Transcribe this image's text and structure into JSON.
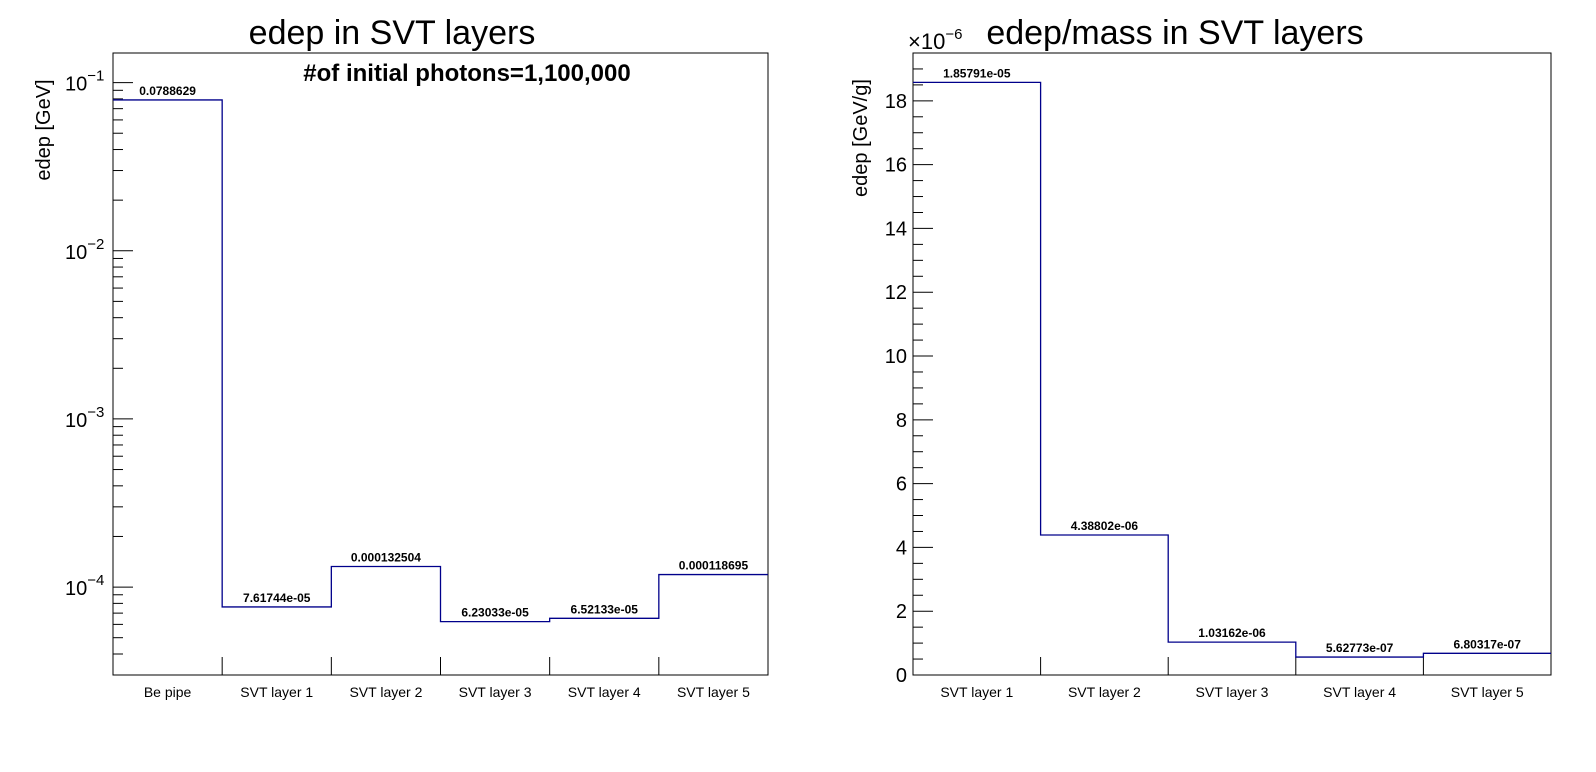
{
  "chart_data": [
    {
      "type": "bar",
      "style": "step-histogram",
      "title": "edep in SVT layers",
      "annotation": "#of initial photons=1,100,000",
      "xlabel": "",
      "ylabel": "edep [GeV]",
      "yscale": "log",
      "ylim": [
        3e-05,
        0.15
      ],
      "y_ticks": [
        {
          "base": "10",
          "exp": "−1",
          "value": 0.1
        },
        {
          "base": "10",
          "exp": "−2",
          "value": 0.01
        },
        {
          "base": "10",
          "exp": "−3",
          "value": 0.001
        },
        {
          "base": "10",
          "exp": "−4",
          "value": 0.0001
        }
      ],
      "categories": [
        "Be pipe",
        "SVT layer 1",
        "SVT layer 2",
        "SVT layer 3",
        "SVT layer 4",
        "SVT layer 5"
      ],
      "values": [
        0.0788629,
        7.61744e-05,
        0.000132504,
        6.23033e-05,
        6.52133e-05,
        0.000118695
      ],
      "value_labels": [
        "0.0788629",
        "7.61744e-05",
        "0.000132504",
        "6.23033e-05",
        "6.52133e-05",
        "0.000118695"
      ],
      "line_color": "#00008b",
      "grid": false,
      "legend": "none"
    },
    {
      "type": "bar",
      "style": "step-histogram",
      "title": "edep/mass in SVT layers",
      "xlabel": "",
      "ylabel": "edep [GeV/g]",
      "yscale": "linear",
      "y_multiplier_base": "×10",
      "y_multiplier_exp": "−6",
      "ylim": [
        0,
        1.95e-05
      ],
      "y_ticks": [
        {
          "label": "0",
          "value": 0
        },
        {
          "label": "2",
          "value": 2e-06
        },
        {
          "label": "4",
          "value": 4e-06
        },
        {
          "label": "6",
          "value": 6e-06
        },
        {
          "label": "8",
          "value": 8e-06
        },
        {
          "label": "10",
          "value": 1e-05
        },
        {
          "label": "12",
          "value": 1.2e-05
        },
        {
          "label": "14",
          "value": 1.4e-05
        },
        {
          "label": "16",
          "value": 1.6e-05
        },
        {
          "label": "18",
          "value": 1.8e-05
        }
      ],
      "categories": [
        "SVT layer 1",
        "SVT layer 2",
        "SVT layer 3",
        "SVT layer 4",
        "SVT layer 5"
      ],
      "values": [
        1.85791e-05,
        4.38802e-06,
        1.03162e-06,
        5.62773e-07,
        6.80317e-07
      ],
      "value_labels": [
        "1.85791e-05",
        "4.38802e-06",
        "1.03162e-06",
        "5.62773e-07",
        "6.80317e-07"
      ],
      "line_color": "#00008b",
      "grid": false,
      "legend": "none"
    }
  ]
}
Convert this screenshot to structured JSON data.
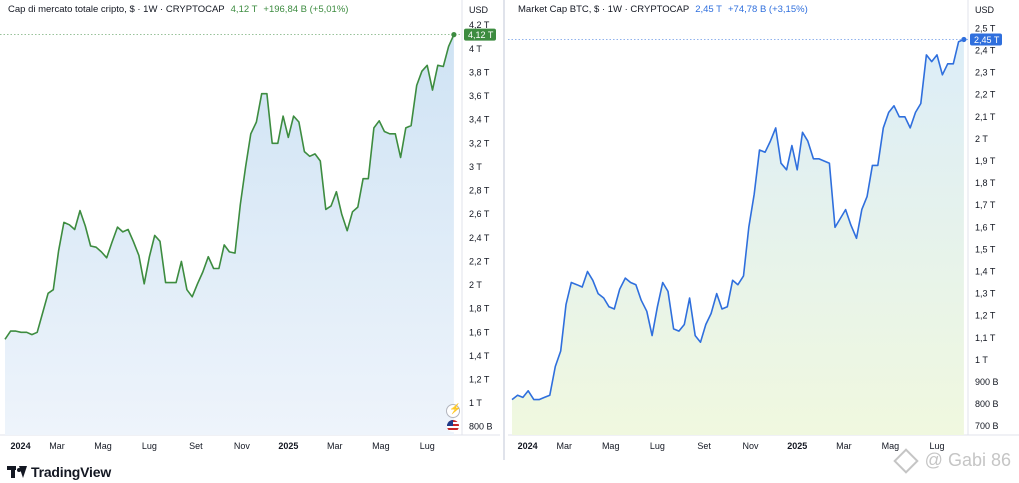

**THE REQUEST:**
Copy every line of the data that holds the string "this".

**WRITTEN ANSWER:**
Transcribe this image's text and structure into JSON.
Convert this screenshot to structured JSON data.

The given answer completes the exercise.